WHAT TO DO: Where a line of the material contains the string "Solve", copy that line.

ITEMS:

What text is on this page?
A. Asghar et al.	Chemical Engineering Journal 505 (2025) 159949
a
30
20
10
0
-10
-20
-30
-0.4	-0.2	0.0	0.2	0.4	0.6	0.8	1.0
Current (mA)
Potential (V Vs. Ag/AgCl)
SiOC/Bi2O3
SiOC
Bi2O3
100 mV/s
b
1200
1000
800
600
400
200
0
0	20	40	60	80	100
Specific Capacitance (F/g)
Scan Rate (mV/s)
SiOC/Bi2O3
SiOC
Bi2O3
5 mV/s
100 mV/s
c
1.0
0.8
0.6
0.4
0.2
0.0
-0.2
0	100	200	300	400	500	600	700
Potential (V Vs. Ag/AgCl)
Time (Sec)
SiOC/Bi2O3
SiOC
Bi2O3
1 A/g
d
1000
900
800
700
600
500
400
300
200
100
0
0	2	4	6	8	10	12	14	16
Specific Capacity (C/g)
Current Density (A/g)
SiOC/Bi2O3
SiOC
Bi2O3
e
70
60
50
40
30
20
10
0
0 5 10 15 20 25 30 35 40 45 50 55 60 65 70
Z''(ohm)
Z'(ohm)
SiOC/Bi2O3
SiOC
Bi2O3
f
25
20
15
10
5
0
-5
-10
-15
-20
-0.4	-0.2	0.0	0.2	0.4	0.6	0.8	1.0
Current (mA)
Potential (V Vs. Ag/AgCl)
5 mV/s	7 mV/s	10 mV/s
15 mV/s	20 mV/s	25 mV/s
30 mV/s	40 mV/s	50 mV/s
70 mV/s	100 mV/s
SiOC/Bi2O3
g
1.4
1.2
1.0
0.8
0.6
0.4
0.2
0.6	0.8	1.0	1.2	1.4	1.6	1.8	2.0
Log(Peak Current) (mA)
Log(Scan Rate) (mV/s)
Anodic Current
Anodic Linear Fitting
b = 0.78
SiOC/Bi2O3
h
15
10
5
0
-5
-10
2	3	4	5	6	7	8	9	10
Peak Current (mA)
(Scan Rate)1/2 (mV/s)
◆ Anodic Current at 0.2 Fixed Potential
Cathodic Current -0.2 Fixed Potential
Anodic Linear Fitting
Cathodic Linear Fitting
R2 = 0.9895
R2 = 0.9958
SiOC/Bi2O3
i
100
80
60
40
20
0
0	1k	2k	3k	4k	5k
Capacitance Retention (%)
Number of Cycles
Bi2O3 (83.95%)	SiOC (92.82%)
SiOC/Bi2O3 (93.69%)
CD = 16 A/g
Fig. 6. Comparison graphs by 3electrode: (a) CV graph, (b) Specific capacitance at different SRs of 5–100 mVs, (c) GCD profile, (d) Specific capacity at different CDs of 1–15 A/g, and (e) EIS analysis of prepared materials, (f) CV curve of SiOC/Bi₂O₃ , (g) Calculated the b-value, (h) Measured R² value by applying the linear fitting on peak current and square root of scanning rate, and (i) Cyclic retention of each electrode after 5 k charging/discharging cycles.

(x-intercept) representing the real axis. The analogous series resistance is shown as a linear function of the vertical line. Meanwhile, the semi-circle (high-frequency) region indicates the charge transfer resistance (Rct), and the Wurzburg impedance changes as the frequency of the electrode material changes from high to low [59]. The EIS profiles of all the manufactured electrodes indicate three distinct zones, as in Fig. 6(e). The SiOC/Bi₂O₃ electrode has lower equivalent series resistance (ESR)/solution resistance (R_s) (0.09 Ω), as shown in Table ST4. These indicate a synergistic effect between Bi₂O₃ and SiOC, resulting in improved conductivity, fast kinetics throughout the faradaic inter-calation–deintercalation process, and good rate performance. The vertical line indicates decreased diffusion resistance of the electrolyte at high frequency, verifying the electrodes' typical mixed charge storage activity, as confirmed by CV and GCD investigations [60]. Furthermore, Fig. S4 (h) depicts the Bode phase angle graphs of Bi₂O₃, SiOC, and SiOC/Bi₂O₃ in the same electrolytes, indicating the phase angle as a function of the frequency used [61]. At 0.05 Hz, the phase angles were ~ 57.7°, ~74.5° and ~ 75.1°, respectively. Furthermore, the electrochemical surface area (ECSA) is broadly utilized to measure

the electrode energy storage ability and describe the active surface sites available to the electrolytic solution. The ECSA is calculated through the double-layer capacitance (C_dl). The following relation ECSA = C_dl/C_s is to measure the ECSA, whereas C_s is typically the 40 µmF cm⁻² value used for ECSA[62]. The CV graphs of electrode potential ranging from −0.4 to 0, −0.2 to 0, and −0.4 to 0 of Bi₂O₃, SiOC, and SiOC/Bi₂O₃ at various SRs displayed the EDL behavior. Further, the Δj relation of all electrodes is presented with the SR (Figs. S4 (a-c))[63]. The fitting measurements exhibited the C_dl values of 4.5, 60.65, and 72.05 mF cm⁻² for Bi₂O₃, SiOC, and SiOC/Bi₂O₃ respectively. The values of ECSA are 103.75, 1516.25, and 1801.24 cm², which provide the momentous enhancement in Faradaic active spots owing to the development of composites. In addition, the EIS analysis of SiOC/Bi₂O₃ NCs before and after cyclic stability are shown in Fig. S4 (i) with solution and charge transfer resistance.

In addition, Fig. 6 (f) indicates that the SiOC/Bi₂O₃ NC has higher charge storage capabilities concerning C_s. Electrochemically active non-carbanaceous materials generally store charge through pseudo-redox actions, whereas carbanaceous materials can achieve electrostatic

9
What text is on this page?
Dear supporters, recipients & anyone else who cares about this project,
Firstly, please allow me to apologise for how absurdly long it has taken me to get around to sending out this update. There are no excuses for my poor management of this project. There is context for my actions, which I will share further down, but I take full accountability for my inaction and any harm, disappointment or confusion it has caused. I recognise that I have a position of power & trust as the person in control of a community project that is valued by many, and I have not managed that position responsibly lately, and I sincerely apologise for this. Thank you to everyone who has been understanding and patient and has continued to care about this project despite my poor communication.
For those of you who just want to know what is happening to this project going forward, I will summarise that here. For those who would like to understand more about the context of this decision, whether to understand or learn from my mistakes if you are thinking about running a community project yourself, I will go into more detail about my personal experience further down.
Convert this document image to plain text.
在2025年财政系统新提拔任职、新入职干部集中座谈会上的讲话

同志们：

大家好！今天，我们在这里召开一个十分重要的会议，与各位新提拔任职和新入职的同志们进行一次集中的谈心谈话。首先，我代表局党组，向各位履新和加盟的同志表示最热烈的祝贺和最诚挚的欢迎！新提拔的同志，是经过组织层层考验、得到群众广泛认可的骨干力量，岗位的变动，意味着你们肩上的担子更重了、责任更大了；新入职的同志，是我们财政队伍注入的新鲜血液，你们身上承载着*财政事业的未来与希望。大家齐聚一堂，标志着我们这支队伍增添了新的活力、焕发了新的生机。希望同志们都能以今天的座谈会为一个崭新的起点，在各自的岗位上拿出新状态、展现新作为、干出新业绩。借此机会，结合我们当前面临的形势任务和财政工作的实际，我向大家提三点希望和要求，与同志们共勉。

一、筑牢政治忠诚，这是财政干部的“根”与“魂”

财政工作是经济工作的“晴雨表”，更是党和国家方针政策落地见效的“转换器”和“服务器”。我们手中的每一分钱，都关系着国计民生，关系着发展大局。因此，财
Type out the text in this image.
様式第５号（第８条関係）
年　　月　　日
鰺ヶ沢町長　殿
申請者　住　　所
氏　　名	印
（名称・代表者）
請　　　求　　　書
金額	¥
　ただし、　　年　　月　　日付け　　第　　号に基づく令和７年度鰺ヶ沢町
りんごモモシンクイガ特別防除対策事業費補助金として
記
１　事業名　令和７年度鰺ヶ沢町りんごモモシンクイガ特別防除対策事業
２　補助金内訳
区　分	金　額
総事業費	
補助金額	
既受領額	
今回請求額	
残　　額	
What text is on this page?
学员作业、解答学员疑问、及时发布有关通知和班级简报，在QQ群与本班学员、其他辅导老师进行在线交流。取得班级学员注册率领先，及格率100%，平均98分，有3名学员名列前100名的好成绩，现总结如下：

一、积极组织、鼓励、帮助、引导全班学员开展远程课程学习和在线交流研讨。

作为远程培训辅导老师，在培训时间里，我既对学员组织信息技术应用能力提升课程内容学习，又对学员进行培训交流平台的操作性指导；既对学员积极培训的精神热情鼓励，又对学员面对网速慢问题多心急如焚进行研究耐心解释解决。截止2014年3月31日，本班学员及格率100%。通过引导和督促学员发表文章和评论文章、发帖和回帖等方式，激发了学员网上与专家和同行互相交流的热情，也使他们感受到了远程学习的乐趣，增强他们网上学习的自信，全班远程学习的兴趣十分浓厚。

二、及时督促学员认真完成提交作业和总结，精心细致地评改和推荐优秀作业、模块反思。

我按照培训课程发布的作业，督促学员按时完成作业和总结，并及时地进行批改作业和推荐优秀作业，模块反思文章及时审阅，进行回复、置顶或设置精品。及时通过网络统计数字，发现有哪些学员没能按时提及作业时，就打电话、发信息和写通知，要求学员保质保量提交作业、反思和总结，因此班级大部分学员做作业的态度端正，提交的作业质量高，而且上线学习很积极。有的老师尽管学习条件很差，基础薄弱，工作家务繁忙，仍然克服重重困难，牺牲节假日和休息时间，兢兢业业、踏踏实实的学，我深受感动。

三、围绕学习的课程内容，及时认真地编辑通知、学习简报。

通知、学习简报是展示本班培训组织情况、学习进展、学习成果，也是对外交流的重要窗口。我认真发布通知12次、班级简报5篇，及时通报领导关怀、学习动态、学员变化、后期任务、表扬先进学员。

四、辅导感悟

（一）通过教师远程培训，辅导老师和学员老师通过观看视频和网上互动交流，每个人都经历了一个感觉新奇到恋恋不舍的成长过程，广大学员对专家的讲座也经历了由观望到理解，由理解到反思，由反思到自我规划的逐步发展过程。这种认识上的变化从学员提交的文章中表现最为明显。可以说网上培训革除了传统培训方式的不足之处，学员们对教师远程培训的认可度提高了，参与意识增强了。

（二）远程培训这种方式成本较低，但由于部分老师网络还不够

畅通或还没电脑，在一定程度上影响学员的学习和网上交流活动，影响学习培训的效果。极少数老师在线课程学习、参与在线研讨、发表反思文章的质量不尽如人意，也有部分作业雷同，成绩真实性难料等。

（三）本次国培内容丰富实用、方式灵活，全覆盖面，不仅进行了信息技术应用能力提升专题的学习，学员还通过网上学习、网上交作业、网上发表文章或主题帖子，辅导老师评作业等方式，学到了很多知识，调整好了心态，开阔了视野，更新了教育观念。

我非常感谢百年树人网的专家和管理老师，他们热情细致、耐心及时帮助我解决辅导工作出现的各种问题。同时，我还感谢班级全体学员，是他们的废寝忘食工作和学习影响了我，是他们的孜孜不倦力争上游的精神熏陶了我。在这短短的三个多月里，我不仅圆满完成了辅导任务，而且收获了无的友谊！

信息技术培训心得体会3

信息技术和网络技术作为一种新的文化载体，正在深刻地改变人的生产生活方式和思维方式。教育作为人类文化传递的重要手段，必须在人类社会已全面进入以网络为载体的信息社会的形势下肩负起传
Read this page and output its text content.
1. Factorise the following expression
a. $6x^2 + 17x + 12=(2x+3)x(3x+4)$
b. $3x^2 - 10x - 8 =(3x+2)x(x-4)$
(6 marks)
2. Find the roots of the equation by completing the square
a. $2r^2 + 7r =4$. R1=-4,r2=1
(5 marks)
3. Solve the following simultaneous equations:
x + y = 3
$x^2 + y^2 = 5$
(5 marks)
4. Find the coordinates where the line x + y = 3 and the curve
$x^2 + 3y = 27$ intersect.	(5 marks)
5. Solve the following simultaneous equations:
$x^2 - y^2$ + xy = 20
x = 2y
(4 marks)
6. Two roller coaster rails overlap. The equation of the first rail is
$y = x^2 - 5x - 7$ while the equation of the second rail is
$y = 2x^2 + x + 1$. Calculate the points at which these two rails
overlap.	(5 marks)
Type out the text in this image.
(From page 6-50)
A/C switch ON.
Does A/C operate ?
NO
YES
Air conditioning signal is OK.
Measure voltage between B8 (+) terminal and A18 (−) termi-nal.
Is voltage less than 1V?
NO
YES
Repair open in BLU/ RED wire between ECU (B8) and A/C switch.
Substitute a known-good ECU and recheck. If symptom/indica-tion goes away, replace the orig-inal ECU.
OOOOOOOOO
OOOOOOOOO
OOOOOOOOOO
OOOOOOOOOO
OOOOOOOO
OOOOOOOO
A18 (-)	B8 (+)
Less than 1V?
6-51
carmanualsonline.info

ANSWER FOR THIS EXERCISE:
3. Solve the following simultaneous equations:
5. Solve the following simultaneous equations:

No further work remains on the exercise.